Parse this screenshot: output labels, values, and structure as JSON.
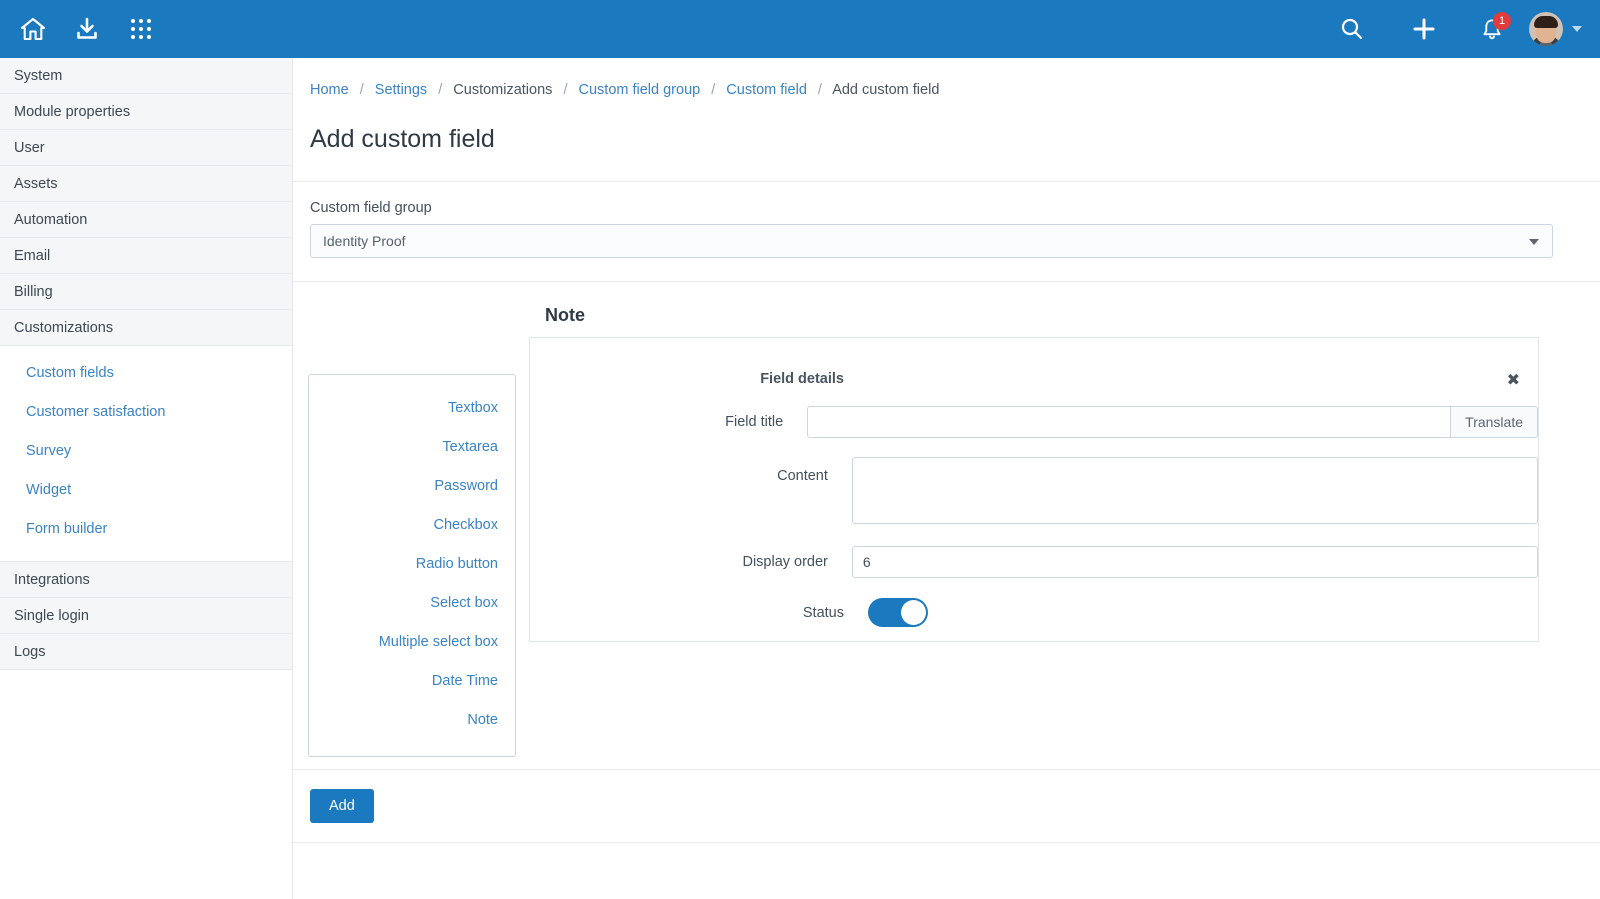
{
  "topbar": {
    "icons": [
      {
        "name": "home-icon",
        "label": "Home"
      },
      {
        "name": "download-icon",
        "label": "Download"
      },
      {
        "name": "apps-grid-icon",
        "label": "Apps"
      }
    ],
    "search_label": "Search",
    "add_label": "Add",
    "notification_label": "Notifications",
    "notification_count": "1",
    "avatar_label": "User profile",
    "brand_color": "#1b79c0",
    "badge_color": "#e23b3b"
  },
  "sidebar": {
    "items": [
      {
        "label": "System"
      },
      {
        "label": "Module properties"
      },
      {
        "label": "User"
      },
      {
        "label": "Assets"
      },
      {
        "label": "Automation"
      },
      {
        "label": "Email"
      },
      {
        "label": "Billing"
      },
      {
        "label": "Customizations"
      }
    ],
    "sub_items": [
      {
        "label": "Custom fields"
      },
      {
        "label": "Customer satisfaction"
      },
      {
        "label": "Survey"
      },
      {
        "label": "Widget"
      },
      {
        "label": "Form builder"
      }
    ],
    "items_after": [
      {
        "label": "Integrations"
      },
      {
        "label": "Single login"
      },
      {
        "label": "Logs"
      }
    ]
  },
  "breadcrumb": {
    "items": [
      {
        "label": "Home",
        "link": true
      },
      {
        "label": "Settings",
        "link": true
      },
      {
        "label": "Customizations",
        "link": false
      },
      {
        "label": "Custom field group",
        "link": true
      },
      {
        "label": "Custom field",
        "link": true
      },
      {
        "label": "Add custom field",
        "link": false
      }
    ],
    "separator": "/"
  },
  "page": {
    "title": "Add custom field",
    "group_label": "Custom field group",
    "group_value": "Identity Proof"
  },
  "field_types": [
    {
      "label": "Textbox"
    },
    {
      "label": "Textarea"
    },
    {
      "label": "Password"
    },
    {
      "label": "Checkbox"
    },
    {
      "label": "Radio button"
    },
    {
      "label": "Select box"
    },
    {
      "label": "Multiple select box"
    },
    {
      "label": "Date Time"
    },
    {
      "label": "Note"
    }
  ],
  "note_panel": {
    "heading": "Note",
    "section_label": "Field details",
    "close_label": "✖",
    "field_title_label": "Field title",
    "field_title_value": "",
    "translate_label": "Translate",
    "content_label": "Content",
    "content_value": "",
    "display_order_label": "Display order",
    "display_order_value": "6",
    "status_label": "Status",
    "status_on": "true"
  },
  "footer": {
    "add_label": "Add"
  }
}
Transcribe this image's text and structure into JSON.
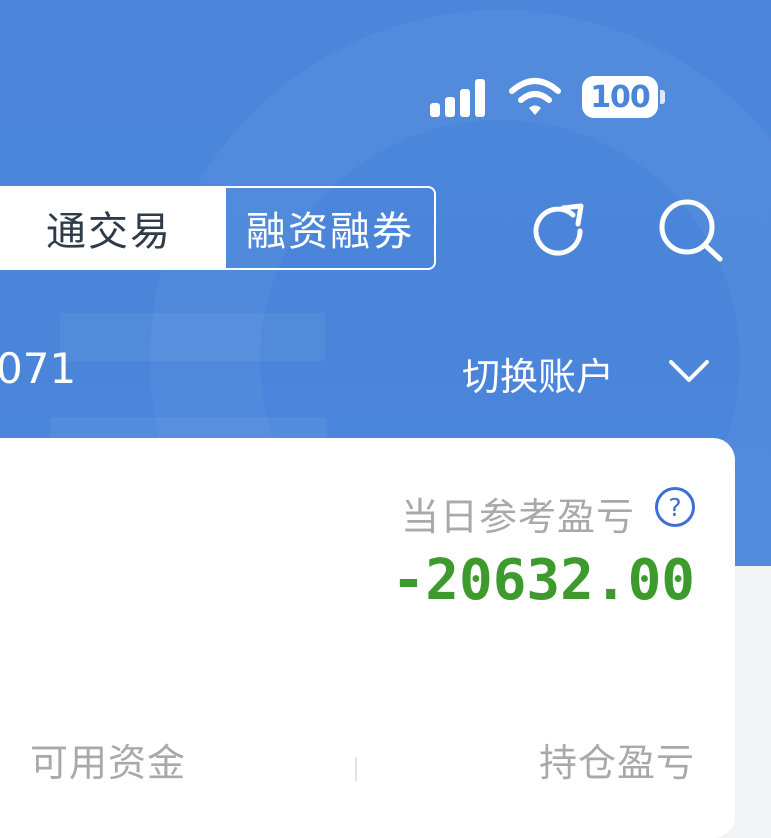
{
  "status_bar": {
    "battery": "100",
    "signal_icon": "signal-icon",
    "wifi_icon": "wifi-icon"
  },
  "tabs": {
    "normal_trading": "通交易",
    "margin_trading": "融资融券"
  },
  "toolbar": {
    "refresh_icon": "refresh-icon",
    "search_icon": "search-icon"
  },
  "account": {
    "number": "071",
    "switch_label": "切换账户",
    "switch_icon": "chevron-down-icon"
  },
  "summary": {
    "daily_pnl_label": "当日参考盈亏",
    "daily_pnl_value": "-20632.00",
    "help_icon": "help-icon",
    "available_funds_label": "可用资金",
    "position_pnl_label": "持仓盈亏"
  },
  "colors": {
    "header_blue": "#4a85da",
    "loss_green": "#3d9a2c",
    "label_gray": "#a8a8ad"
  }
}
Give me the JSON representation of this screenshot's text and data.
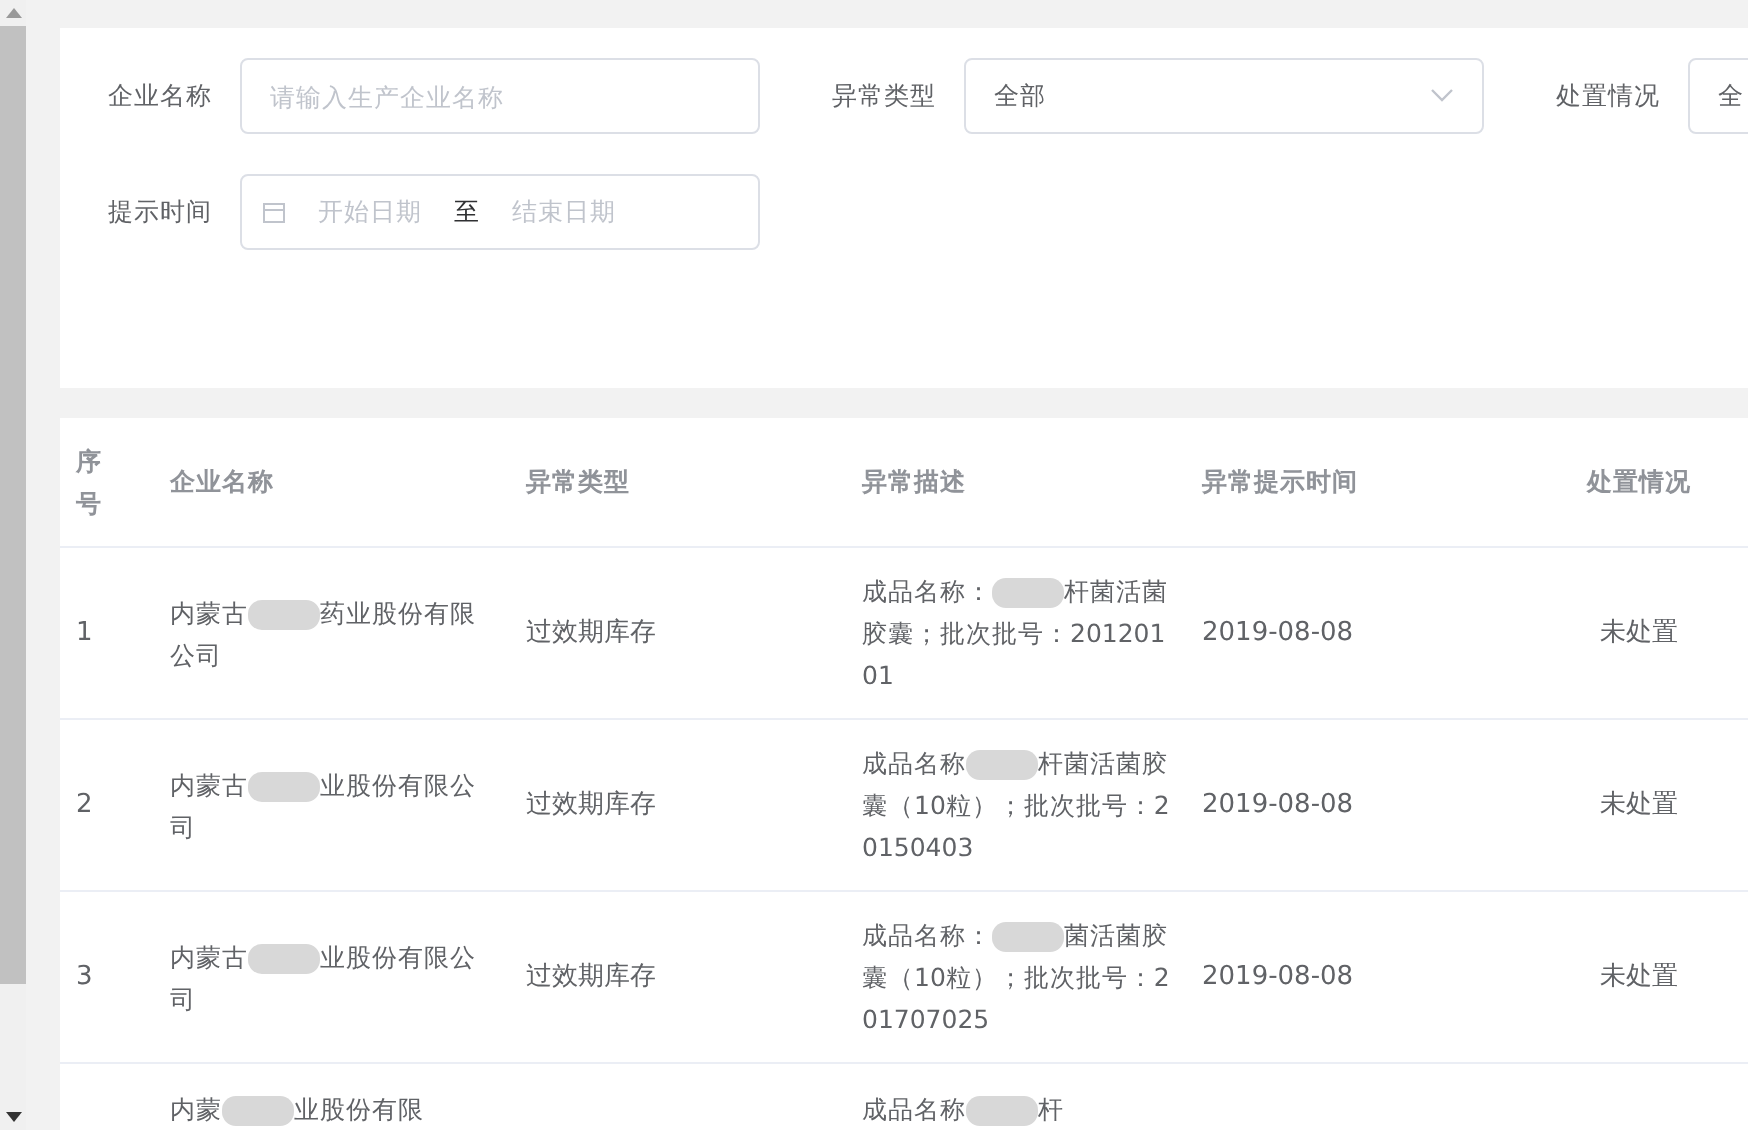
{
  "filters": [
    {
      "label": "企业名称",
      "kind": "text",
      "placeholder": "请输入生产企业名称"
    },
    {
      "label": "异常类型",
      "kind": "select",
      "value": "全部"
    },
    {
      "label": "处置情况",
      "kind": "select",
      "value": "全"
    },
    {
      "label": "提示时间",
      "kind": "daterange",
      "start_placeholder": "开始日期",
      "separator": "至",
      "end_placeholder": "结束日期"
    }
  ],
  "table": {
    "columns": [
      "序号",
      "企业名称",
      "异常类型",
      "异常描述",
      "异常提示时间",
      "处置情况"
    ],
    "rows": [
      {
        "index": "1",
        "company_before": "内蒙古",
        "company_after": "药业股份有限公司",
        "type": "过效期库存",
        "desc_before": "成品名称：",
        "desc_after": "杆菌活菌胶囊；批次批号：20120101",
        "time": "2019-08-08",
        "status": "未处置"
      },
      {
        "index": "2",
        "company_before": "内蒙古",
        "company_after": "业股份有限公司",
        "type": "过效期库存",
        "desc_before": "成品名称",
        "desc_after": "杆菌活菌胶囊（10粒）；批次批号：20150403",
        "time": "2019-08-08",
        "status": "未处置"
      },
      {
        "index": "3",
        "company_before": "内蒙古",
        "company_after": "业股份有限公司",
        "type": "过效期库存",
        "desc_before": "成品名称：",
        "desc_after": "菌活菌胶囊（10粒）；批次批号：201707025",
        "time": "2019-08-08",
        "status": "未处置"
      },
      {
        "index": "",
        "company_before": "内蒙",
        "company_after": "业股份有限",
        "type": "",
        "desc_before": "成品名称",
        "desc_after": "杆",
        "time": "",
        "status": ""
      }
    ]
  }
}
════════════════
**Problem description**
Output the lines above in full and exactly as given, omitting any pictures.

**Exercise solution**
Parse this screenshot: output labels, values, and structure as JSON.
{
  "topbar": {
    "icons": [
      {
        "name": "home-icon",
        "label": "Home"
      },
      {
        "name": "download-icon",
        "label": "Download"
      },
      {
        "name": "apps-grid-icon",
        "label": "Apps"
      }
    ],
    "search_label": "Search",
    "add_label": "Add",
    "notification_label": "Notifications",
    "notification_count": "1",
    "avatar_label": "User profile",
    "brand_color": "#1b79c0",
    "badge_color": "#e23b3b"
  },
  "sidebar": {
    "items": [
      {
        "label": "System"
      },
      {
        "label": "Module properties"
      },
      {
        "label": "User"
      },
      {
        "label": "Assets"
      },
      {
        "label": "Automation"
      },
      {
        "label": "Email"
      },
      {
        "label": "Billing"
      },
      {
        "label": "Customizations"
      }
    ],
    "sub_items": [
      {
        "label": "Custom fields"
      },
      {
        "label": "Customer satisfaction"
      },
      {
        "label": "Survey"
      },
      {
        "label": "Widget"
      },
      {
        "label": "Form builder"
      }
    ],
    "items_after": [
      {
        "label": "Integrations"
      },
      {
        "label": "Single login"
      },
      {
        "label": "Logs"
      }
    ]
  },
  "breadcrumb": {
    "items": [
      {
        "label": "Home",
        "link": true
      },
      {
        "label": "Settings",
        "link": true
      },
      {
        "label": "Customizations",
        "link": false
      },
      {
        "label": "Custom field group",
        "link": true
      },
      {
        "label": "Custom field",
        "link": true
      },
      {
        "label": "Add custom field",
        "link": false
      }
    ],
    "separator": "/"
  },
  "page": {
    "title": "Add custom field",
    "group_label": "Custom field group",
    "group_value": "Identity Proof"
  },
  "field_types": [
    {
      "label": "Textbox"
    },
    {
      "label": "Textarea"
    },
    {
      "label": "Password"
    },
    {
      "label": "Checkbox"
    },
    {
      "label": "Radio button"
    },
    {
      "label": "Select box"
    },
    {
      "label": "Multiple select box"
    },
    {
      "label": "Date Time"
    },
    {
      "label": "Note"
    }
  ],
  "note_panel": {
    "heading": "Note",
    "section_label": "Field details",
    "close_label": "✖",
    "field_title_label": "Field title",
    "field_title_value": "",
    "translate_label": "Translate",
    "content_label": "Content",
    "content_value": "",
    "display_order_label": "Display order",
    "display_order_value": "6",
    "status_label": "Status",
    "status_on": "true"
  },
  "footer": {
    "add_label": "Add"
  }
}
Transcribe this image's text and structure into JSON.
{
  "status_bar": {
    "battery": "100",
    "signal_icon": "signal-icon",
    "wifi_icon": "wifi-icon"
  },
  "tabs": {
    "normal_trading": "通交易",
    "margin_trading": "融资融券"
  },
  "toolbar": {
    "refresh_icon": "refresh-icon",
    "search_icon": "search-icon"
  },
  "account": {
    "number": "071",
    "switch_label": "切换账户",
    "switch_icon": "chevron-down-icon"
  },
  "summary": {
    "daily_pnl_label": "当日参考盈亏",
    "daily_pnl_value": "-20632.00",
    "help_icon": "help-icon",
    "available_funds_label": "可用资金",
    "position_pnl_label": "持仓盈亏"
  },
  "colors": {
    "header_blue": "#4a85da",
    "loss_green": "#3d9a2c",
    "label_gray": "#a8a8ad"
  }
}
Give me the JSON representation of this screenshot's text and data.
{
  "filters": [
    {
      "label": "企业名称",
      "kind": "text",
      "placeholder": "请输入生产企业名称"
    },
    {
      "label": "异常类型",
      "kind": "select",
      "value": "全部"
    },
    {
      "label": "处置情况",
      "kind": "select",
      "value": "全"
    },
    {
      "label": "提示时间",
      "kind": "daterange",
      "start_placeholder": "开始日期",
      "separator": "至",
      "end_placeholder": "结束日期"
    }
  ],
  "table": {
    "columns": [
      "序号",
      "企业名称",
      "异常类型",
      "异常描述",
      "异常提示时间",
      "处置情况"
    ],
    "rows": [
      {
        "index": "1",
        "company_before": "内蒙古",
        "company_after": "药业股份有限公司",
        "type": "过效期库存",
        "desc_before": "成品名称：",
        "desc_after": "杆菌活菌胶囊；批次批号：20120101",
        "time": "2019-08-08",
        "status": "未处置"
      },
      {
        "index": "2",
        "company_before": "内蒙古",
        "company_after": "业股份有限公司",
        "type": "过效期库存",
        "desc_before": "成品名称",
        "desc_after": "杆菌活菌胶囊（10粒）；批次批号：20150403",
        "time": "2019-08-08",
        "status": "未处置"
      },
      {
        "index": "3",
        "company_before": "内蒙古",
        "company_after": "业股份有限公司",
        "type": "过效期库存",
        "desc_before": "成品名称：",
        "desc_after": "菌活菌胶囊（10粒）；批次批号：201707025",
        "time": "2019-08-08",
        "status": "未处置"
      },
      {
        "index": "",
        "company_before": "内蒙",
        "company_after": "业股份有限",
        "type": "",
        "desc_before": "成品名称",
        "desc_after": "杆",
        "time": "",
        "status": ""
      }
    ]
  }
}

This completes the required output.